* _Objective_:
Locate each line in the records containing "content". Copy it.
-------- Task input --------
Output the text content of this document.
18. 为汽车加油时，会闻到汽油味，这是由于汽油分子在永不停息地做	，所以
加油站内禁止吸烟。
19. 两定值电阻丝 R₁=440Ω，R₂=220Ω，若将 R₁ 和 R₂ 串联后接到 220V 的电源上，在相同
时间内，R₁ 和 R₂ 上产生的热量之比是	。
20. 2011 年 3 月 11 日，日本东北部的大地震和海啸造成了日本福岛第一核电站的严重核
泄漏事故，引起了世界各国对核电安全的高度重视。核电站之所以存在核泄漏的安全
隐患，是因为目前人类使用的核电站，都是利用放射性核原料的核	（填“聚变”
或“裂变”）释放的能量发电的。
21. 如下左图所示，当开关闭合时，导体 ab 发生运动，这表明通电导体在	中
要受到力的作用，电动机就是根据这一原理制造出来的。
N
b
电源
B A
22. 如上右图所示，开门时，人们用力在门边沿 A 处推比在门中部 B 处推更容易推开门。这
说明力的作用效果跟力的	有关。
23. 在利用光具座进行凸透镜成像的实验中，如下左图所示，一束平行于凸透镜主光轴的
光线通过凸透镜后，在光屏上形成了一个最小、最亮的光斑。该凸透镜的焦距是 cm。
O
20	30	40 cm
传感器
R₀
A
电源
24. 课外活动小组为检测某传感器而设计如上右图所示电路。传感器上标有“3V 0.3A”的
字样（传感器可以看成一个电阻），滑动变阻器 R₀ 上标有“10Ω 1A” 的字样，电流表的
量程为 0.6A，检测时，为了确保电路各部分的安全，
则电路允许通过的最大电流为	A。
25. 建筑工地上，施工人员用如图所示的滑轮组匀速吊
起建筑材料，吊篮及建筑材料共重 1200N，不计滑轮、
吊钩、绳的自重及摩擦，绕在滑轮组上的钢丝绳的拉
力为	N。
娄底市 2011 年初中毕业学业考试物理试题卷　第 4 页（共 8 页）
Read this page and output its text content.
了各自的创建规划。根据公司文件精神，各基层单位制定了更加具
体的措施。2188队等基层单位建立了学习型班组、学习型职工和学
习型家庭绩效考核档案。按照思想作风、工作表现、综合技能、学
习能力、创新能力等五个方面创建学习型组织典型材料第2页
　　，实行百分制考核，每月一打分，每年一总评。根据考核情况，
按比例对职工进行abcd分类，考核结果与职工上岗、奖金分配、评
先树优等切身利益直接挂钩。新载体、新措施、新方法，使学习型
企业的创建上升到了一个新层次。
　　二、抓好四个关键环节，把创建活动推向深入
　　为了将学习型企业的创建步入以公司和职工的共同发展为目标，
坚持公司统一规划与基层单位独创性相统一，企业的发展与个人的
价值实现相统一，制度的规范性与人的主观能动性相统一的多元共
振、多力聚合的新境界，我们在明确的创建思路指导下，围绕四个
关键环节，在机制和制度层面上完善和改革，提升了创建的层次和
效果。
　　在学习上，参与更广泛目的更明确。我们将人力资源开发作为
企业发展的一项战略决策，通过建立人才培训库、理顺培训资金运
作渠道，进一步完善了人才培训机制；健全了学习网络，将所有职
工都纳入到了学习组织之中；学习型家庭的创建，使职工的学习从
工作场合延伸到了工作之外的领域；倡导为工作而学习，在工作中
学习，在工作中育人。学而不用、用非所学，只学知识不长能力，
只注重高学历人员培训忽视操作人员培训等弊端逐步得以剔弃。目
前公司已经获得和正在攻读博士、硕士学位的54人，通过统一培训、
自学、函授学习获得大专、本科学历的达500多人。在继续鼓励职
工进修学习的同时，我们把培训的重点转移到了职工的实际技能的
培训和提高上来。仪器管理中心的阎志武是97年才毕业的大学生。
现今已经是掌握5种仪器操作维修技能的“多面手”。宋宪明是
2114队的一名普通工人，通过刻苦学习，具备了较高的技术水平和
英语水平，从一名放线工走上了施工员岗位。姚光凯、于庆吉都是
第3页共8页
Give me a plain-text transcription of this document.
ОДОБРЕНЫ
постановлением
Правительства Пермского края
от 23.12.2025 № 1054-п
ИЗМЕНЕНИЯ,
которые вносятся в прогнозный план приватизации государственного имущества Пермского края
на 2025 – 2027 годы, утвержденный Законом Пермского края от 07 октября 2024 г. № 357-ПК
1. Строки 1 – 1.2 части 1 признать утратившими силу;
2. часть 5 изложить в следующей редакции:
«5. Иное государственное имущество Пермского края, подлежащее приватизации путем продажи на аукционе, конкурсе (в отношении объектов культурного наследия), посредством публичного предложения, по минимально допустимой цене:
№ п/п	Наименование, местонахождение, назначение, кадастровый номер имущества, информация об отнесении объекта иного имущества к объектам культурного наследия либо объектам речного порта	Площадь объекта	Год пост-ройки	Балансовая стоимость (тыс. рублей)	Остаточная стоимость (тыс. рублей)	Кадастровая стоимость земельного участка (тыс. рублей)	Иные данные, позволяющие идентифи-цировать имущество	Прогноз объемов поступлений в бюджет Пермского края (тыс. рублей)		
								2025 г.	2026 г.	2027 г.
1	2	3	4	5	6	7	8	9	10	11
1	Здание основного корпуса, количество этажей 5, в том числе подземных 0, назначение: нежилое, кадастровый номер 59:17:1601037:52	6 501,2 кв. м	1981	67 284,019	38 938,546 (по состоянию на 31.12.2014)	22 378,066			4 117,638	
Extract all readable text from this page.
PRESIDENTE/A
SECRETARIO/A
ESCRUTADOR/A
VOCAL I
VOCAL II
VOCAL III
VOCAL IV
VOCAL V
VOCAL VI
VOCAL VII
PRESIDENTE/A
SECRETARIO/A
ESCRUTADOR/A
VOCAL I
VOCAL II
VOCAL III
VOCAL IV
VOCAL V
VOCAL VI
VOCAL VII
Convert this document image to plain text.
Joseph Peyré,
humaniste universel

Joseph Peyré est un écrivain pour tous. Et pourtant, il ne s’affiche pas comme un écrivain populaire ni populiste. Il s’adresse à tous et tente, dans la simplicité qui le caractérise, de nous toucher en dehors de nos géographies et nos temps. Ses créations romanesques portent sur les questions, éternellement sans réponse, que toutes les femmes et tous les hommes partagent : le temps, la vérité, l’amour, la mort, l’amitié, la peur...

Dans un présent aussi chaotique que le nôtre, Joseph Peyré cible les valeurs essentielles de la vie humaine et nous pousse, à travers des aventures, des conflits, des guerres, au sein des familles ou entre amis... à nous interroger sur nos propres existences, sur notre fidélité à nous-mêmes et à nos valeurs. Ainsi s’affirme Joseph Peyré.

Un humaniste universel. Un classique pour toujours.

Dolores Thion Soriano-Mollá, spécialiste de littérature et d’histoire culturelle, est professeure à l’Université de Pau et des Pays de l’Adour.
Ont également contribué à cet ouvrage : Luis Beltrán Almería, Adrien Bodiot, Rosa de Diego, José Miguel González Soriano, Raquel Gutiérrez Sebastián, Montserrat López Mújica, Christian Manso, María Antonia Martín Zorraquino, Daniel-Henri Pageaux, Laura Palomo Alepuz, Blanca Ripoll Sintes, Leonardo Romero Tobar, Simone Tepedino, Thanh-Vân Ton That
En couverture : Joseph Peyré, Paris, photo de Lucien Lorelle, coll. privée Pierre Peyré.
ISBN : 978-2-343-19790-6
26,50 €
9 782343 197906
--------
* _The completed task_:
Output the text content of this document.
Read this page and output its text content.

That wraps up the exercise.